TASK BRIEF: Could you repeat the listing exactly, leaving out the pictures?

MATERIAL SUPPLIED:
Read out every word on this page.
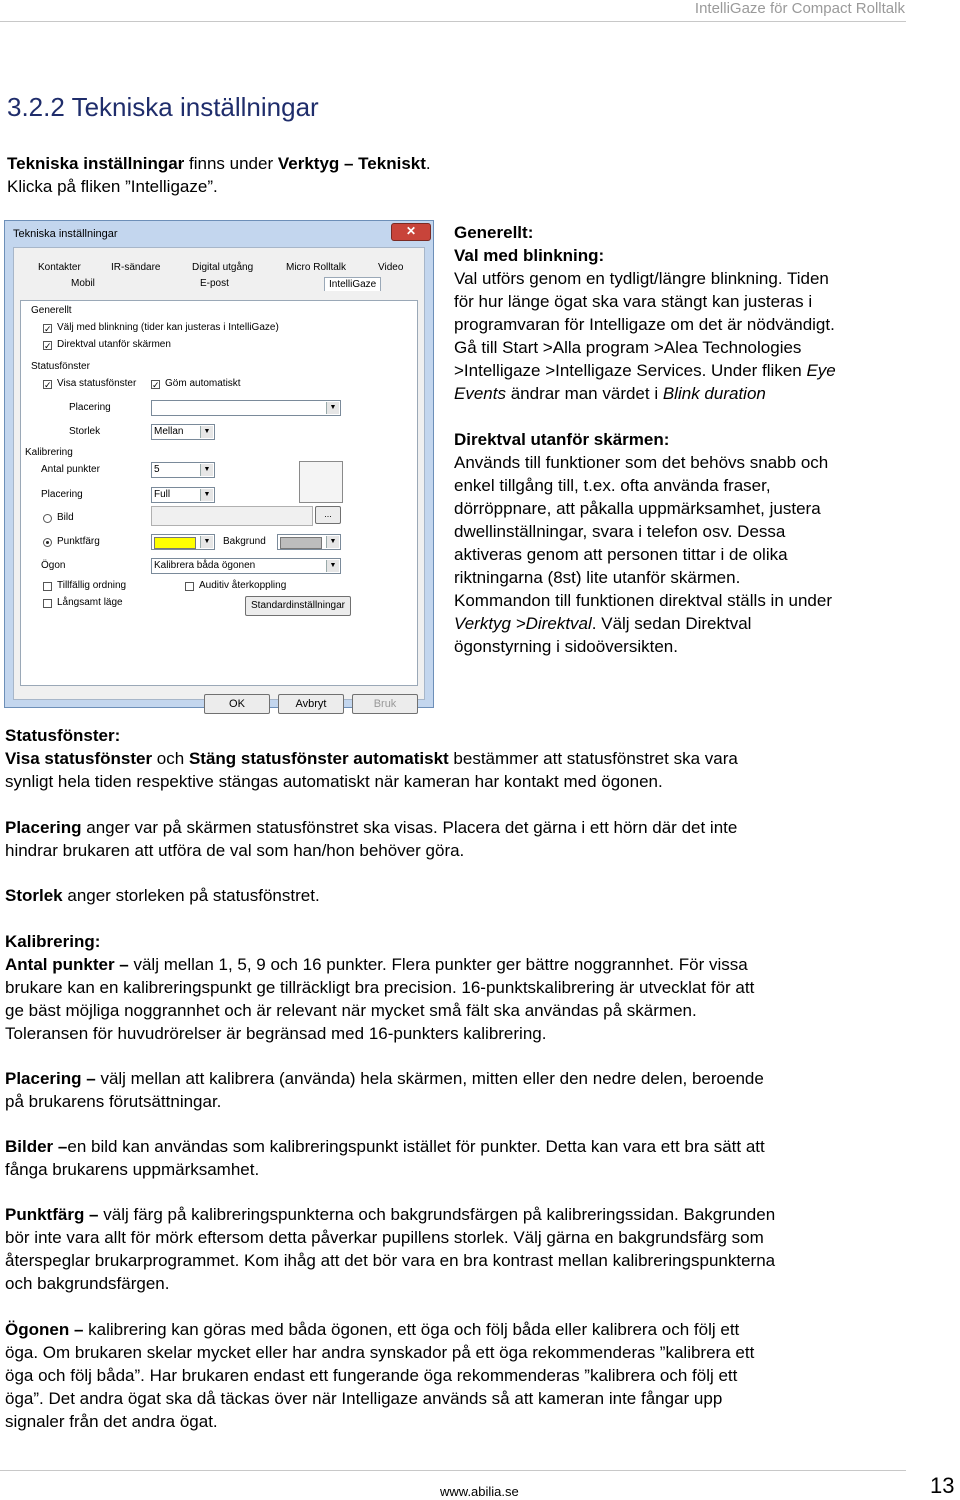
IntelliGaze för Compact Rolltalk
3.2.2 Tekniska inställningar
Tekniska inställningar finns under Verktyg – Tekniskt.
Klicka på fliken ”Intelligaze”.
Tekniska inställningar	✕
Kontakter	IR-sändare	Digital utgång	Micro Rolltalk	Video
Mobil	E-post	IntelliGaze
Generellt
✓ Välj med blinkning (tider kan justeras i IntelliGaze)
✓ Direktval utanför skärmen
Statusfönster
✓ Visa statusfönster ✓ Göm automatiskt
Placering	▼
Storlek	Mellan	▼
Kalibrering
Antal punkter	5	▼
Placering	Full	▼
Bild	...
Punktfärg	▼ Bakgrund	▼
Ögon	Kalibrera båda ögonen	▼
Tillfällig ordning	Auditiv återkoppling
Långsamt läge	Standardinställningar
OK	Avbryt	Bruk
Generellt:
Val med blinkning:
Val utförs genom en tydligt/längre blinkning. Tiden
för hur länge ögat ska vara stängt kan justeras i
programvaran för Intelligaze om det är nödvändigt.
Gå till Start >Alla program >Alea Technologies
>Intelligaze >Intelligaze Services. Under fliken Eye
Events ändrar man värdet i Blink duration
Direktval utanför skärmen:
Används till funktioner som det behövs snabb och
enkel tillgång till, t.ex. ofta använda fraser,
dörröppnare, att påkalla uppmärksamhet, justera
dwellinställningar, svara i telefon osv. Dessa
aktiveras genom att personen tittar i de olika
riktningarna (8st) lite utanför skärmen.
Kommandon till funktionen direktval ställs in under
Verktyg >Direktval. Välj sedan Direktval
ögonstyrning i sidoöversikten.
Statusfönster:
Visa statusfönster och Stäng statusfönster automatiskt bestämmer att statusfönstret ska vara
synligt hela tiden respektive stängas automatiskt när kameran har kontakt med ögonen.
Placering anger var på skärmen statusfönstret ska visas. Placera det gärna i ett hörn där det inte
hindrar brukaren att utföra de val som han/hon behöver göra.
Storlek anger storleken på statusfönstret.
Kalibrering:
Antal punkter – välj mellan 1, 5, 9 och 16 punkter. Flera punkter ger bättre noggrannhet. För vissa
brukare kan en kalibreringspunkt ge tillräckligt bra precision. 16-punktskalibrering är utvecklat för att
ge bäst möjliga noggrannhet och är relevant när mycket små fält ska användas på skärmen.
Toleransen för huvudrörelser är begränsad med 16-punkters kalibrering.
Placering – välj mellan att kalibrera (använda) hela skärmen, mitten eller den nedre delen, beroende
på brukarens förutsättningar.
Bilder –en bild kan användas som kalibreringspunkt istället för punkter. Detta kan vara ett bra sätt att
fånga brukarens uppmärksamhet.
Punktfärg – välj färg på kalibreringspunkterna och bakgrundsfärgen på kalibreringssidan. Bakgrunden
bör inte vara allt för mörk eftersom detta påverkar pupillens storlek. Välj gärna en bakgrundsfärg som
återspeglar brukarprogrammet. Kom ihåg att det bör vara en bra kontrast mellan kalibreringspunkterna
och bakgrundsfärgen.
Ögonen – kalibrering kan göras med båda ögonen, ett öga och följ båda eller kalibrera och följ ett
öga. Om brukaren skelar mycket eller har andra synskador på ett öga rekommenderas ”kalibrera ett
öga och följ båda”. Har brukaren endast ett fungerande öga rekommenderas ”kalibrera och följ ett
öga”. Det andra ögat ska då täckas över när Intelligaze används så att kameran inte fångar upp
signaler från det andra ögat.
www.abilia.se	13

PROBLEM SOLUTION:
Read out every word on this page.
IntelliGaze för Compact Rolltalk
3.2.2 Tekniska inställningar
Tekniska inställningar finns under Verktyg – Tekniskt.
Klicka på fliken ”Intelligaze”.
Tekniska inställningar	✕
Kontakter	IR-sändare	Digital utgång	Micro Rolltalk	Video
Mobil	E-post	IntelliGaze
Generellt
✓ Välj med blinkning (tider kan justeras i IntelliGaze)
✓ Direktval utanför skärmen
Statusfönster
✓ Visa statusfönster ✓ Göm automatiskt
Placering	▼
Storlek	Mellan	▼
Kalibrering
Antal punkter	5	▼
Placering	Full	▼
Bild	...
Punktfärg	▼ Bakgrund	▼
Ögon	Kalibrera båda ögonen	▼
Tillfällig ordning	Auditiv återkoppling
Långsamt läge	Standardinställningar
OK	Avbryt	Bruk
Generellt:
Val med blinkning:
Val utförs genom en tydligt/längre blinkning. Tiden
för hur länge ögat ska vara stängt kan justeras i
programvaran för Intelligaze om det är nödvändigt.
Gå till Start >Alla program >Alea Technologies
>Intelligaze >Intelligaze Services. Under fliken Eye
Events ändrar man värdet i Blink duration
Direktval utanför skärmen:
Används till funktioner som det behövs snabb och
enkel tillgång till, t.ex. ofta använda fraser,
dörröppnare, att påkalla uppmärksamhet, justera
dwellinställningar, svara i telefon osv. Dessa
aktiveras genom att personen tittar i de olika
riktningarna (8st) lite utanför skärmen.
Kommandon till funktionen direktval ställs in under
Verktyg >Direktval. Välj sedan Direktval
ögonstyrning i sidoöversikten.
Statusfönster:
Visa statusfönster och Stäng statusfönster automatiskt bestämmer att statusfönstret ska vara
synligt hela tiden respektive stängas automatiskt när kameran har kontakt med ögonen.
Placering anger var på skärmen statusfönstret ska visas. Placera det gärna i ett hörn där det inte
hindrar brukaren att utföra de val som han/hon behöver göra.
Storlek anger storleken på statusfönstret.
Kalibrering:
Antal punkter – välj mellan 1, 5, 9 och 16 punkter. Flera punkter ger bättre noggrannhet. För vissa
brukare kan en kalibreringspunkt ge tillräckligt bra precision. 16-punktskalibrering är utvecklat för att
ge bäst möjliga noggrannhet och är relevant när mycket små fält ska användas på skärmen.
Toleransen för huvudrörelser är begränsad med 16-punkters kalibrering.
Placering – välj mellan att kalibrera (använda) hela skärmen, mitten eller den nedre delen, beroende
på brukarens förutsättningar.
Bilder –en bild kan användas som kalibreringspunkt istället för punkter. Detta kan vara ett bra sätt att
fånga brukarens uppmärksamhet.
Punktfärg – välj färg på kalibreringspunkterna och bakgrundsfärgen på kalibreringssidan. Bakgrunden
bör inte vara allt för mörk eftersom detta påverkar pupillens storlek. Välj gärna en bakgrundsfärg som
återspeglar brukarprogrammet. Kom ihåg att det bör vara en bra kontrast mellan kalibreringspunkterna
och bakgrundsfärgen.
Ögonen – kalibrering kan göras med båda ögonen, ett öga och följ båda eller kalibrera och följ ett
öga. Om brukaren skelar mycket eller har andra synskador på ett öga rekommenderas ”kalibrera ett
öga och följ båda”. Har brukaren endast ett fungerande öga rekommenderas ”kalibrera och följ ett
öga”. Det andra ögat ska då täckas över när Intelligaze används så att kameran inte fångar upp
signaler från det andra ögat.
www.abilia.se	13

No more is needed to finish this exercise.